+++ TEXTE À LIRE

C-38: pas question de scinder ni d’en dire trop

Le NPD a bien essayé de convaincre le gouvernement de scinder le projet de loi budgétaire, l’éléphantesque C-38, en au moins cinq projets de loi afin d’en faire une étude sérieuse dans les comités appropriés, mais en vain. Le leader parlementaire conservateur Peter Van Loan n’en voit pas l’utilité puisque les néo-démocrates s’y opposeront de toutes façons. Cela n’a pourtant pas empêcher le gouvernement de permettre une étude approfondie, bien qu’accélérée, du projet de loi qui modifie le système de détemination du statut de réfugié (ce qui a conduit, à la suite des témoignages, à la présentation de quelques amendements). Rien de tel pour le budget. Du moins, pas aux Communes. Il en va autrement au Sénat où le gouvernement a accepté de confier l’étude du projet de loi à cinq comités différents, offrant aux sénateurs l’opportunité de faire un travail qu’il refuse aux élus.

Aux Communes, ce sera un fourre-tout. À part le volet environnemental qui sera confié à un sous-comité, tout le reste, de la Sécurité de vieillesse à l’étiquetage des aliments en passant par l’assurance-emploi, sera étudié par un seul comité, celui des finances. À toute vapeur, en plus, et sans savoir, dans bien des cas, ce que le gouvernement a véritablement en tête puisque de nombreux articles ne seront éclaircis qu’une fois les règlements publiés.

++++++

CONSIGNE.
Recopiez mot pour mot le passage du texte sur le projet de loi C-38 qui commence à « Aux Communes, ce » et se termine à « les règlements publiés. ».

+++ DONNÉES FOURNIES

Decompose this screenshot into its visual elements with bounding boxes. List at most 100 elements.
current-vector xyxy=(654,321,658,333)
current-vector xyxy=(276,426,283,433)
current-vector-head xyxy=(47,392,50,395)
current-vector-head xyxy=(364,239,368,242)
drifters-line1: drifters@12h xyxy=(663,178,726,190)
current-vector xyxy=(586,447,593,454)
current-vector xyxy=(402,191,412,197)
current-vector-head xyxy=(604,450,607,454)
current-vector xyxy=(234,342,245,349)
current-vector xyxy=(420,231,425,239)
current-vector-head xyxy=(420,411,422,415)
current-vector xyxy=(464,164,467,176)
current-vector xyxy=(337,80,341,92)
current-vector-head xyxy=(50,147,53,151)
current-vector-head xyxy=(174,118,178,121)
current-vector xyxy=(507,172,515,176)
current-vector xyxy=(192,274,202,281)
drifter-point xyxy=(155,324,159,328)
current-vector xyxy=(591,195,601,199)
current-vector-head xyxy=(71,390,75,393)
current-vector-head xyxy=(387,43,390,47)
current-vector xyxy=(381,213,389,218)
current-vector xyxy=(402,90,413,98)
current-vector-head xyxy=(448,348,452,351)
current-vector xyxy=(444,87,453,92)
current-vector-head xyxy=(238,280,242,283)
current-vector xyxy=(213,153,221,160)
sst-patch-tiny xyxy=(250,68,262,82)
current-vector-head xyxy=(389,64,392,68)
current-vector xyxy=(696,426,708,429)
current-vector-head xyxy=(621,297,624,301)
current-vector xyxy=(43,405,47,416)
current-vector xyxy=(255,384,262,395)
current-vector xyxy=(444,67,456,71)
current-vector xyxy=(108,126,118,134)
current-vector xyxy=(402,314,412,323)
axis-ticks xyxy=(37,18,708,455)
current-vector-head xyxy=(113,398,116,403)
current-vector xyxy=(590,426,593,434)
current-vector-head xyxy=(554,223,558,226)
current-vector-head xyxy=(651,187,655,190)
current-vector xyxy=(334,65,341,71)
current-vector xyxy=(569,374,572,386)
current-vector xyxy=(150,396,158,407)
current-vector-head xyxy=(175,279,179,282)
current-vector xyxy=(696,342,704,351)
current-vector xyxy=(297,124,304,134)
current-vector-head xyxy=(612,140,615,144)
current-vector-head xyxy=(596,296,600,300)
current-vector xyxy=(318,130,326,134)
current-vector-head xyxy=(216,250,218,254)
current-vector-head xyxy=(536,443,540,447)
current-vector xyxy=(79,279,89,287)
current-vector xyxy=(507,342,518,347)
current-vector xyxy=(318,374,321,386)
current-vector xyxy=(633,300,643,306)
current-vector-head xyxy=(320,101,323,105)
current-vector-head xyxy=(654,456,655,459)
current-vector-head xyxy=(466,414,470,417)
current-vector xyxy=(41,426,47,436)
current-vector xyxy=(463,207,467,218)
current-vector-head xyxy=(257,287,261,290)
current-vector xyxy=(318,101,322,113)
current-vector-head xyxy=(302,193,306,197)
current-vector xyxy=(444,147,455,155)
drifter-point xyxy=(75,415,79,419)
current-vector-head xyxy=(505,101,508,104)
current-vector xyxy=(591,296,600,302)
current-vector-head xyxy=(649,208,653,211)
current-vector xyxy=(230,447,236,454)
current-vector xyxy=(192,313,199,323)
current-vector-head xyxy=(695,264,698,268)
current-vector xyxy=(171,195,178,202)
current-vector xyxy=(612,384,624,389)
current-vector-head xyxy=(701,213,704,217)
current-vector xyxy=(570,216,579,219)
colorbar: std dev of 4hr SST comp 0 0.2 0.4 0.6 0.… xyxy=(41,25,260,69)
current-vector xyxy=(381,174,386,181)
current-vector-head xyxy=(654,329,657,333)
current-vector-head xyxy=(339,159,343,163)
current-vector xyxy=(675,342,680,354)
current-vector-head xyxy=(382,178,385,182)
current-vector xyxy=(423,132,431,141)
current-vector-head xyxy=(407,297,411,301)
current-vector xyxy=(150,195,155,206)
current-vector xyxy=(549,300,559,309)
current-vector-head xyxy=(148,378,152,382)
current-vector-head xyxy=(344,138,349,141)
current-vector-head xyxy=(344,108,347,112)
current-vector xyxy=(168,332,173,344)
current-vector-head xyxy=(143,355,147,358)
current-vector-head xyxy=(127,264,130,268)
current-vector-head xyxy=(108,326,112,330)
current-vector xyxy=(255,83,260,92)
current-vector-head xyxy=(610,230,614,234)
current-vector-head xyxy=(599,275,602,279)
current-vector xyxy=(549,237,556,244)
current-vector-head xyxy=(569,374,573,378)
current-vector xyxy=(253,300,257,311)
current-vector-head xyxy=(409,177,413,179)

++++++

RÉSULTAT ATTENDU.
Aux Communes, ce sera un fourre-tout. À part le volet environnemental qui sera confié à un sous-comité, tout le reste, de la Sécurité de vieillesse à l’étiquetage des aliments en passant par l’assurance-emploi, sera étudié par un seul comité, celui des finances. À toute vapeur, en plus, et sans savoir, dans bien des cas, ce que le gouvernement a véritablement en tête puisque de nombreux articles ne seront éclaircis qu’une fois les règlements publiés.